> [INSTRUCTIONS FOR THE TASK]:
Word for word, print each line of the listing below; pictures stay out.

[BEGIN]

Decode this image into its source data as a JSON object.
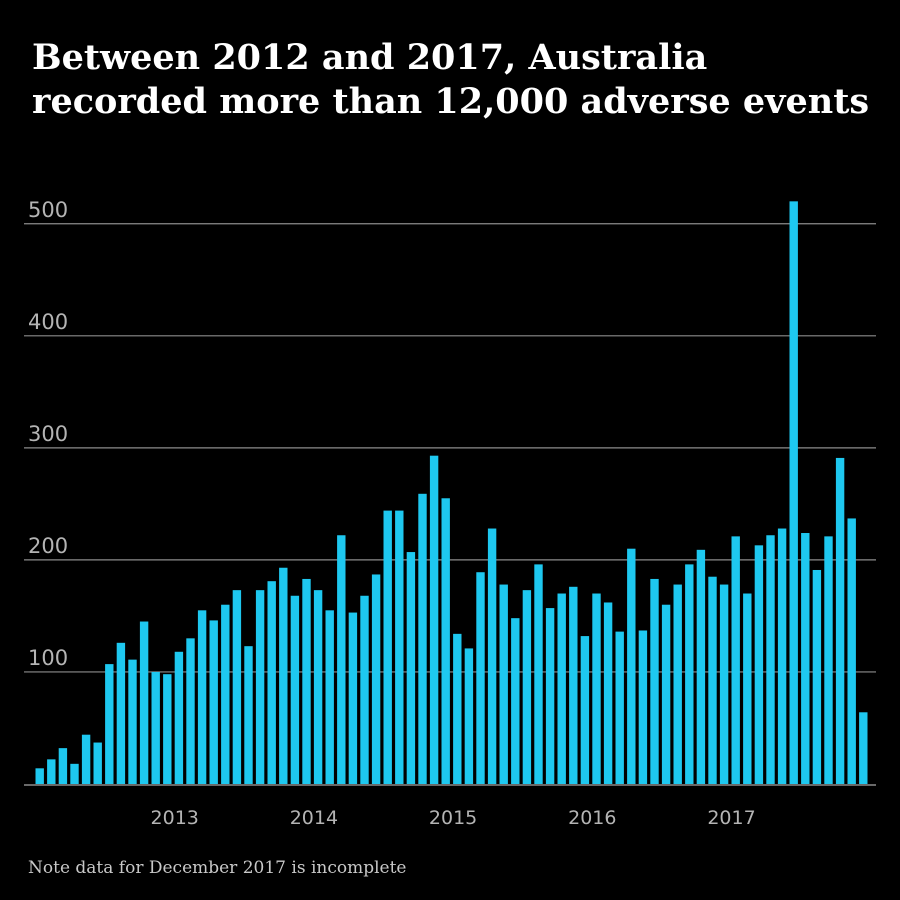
{
  "title_lines": [
    "Between 2012 and 2017, Australia",
    "recorded more than 12,000 adverse events"
  ],
  "note": "Note data for December 2017 is incomplete",
  "colors": {
    "background": "#000000",
    "bar": "#1ec8f0",
    "grid": "#8c8c8c",
    "tick": "#b4b4b4",
    "title": "#ffffff"
  },
  "chart_data": {
    "type": "bar",
    "title": "Between 2012 and 2017, Australia recorded more than 12,000 adverse events",
    "xlabel": "",
    "ylabel": "",
    "ylim": [
      0,
      510
    ],
    "yticks": [
      100,
      200,
      300,
      400,
      500
    ],
    "xtick_labels": [
      {
        "label": "2013",
        "index": 12
      },
      {
        "label": "2014",
        "index": 24
      },
      {
        "label": "2015",
        "index": 36
      },
      {
        "label": "2016",
        "index": 48
      },
      {
        "label": "2017",
        "index": 60
      }
    ],
    "grid": true,
    "legend": "none",
    "start_month": "2012-01",
    "values": [
      14,
      22,
      32,
      18,
      44,
      37,
      107,
      126,
      111,
      145,
      100,
      98,
      118,
      130,
      155,
      146,
      160,
      173,
      123,
      173,
      181,
      193,
      168,
      183,
      173,
      155,
      222,
      153,
      168,
      187,
      244,
      244,
      207,
      259,
      293,
      255,
      134,
      121,
      189,
      228,
      178,
      148,
      173,
      196,
      157,
      170,
      176,
      132,
      170,
      162,
      136,
      210,
      137,
      183,
      160,
      178,
      196,
      209,
      185,
      178,
      221,
      170,
      213,
      222,
      228,
      520,
      224,
      191,
      221,
      291,
      237,
      64
    ]
  }
}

[END]

> [ANSWER BELOW]:
Decode this image into its source data as a JSON object.
{
  "title_lines": [
    "Between 2012 and 2017, Australia",
    "recorded more than 12,000 adverse events"
  ],
  "note": "Note data for December 2017 is incomplete",
  "colors": {
    "background": "#000000",
    "bar": "#1ec8f0",
    "grid": "#8c8c8c",
    "tick": "#b4b4b4",
    "title": "#ffffff"
  },
  "chart_data": {
    "type": "bar",
    "title": "Between 2012 and 2017, Australia recorded more than 12,000 adverse events",
    "xlabel": "",
    "ylabel": "",
    "ylim": [
      0,
      510
    ],
    "yticks": [
      100,
      200,
      300,
      400,
      500
    ],
    "xtick_labels": [
      {
        "label": "2013",
        "index": 12
      },
      {
        "label": "2014",
        "index": 24
      },
      {
        "label": "2015",
        "index": 36
      },
      {
        "label": "2016",
        "index": 48
      },
      {
        "label": "2017",
        "index": 60
      }
    ],
    "grid": true,
    "legend": "none",
    "start_month": "2012-01",
    "values": [
      14,
      22,
      32,
      18,
      44,
      37,
      107,
      126,
      111,
      145,
      100,
      98,
      118,
      130,
      155,
      146,
      160,
      173,
      123,
      173,
      181,
      193,
      168,
      183,
      173,
      155,
      222,
      153,
      168,
      187,
      244,
      244,
      207,
      259,
      293,
      255,
      134,
      121,
      189,
      228,
      178,
      148,
      173,
      196,
      157,
      170,
      176,
      132,
      170,
      162,
      136,
      210,
      137,
      183,
      160,
      178,
      196,
      209,
      185,
      178,
      221,
      170,
      213,
      222,
      228,
      520,
      224,
      191,
      221,
      291,
      237,
      64
    ]
  }
}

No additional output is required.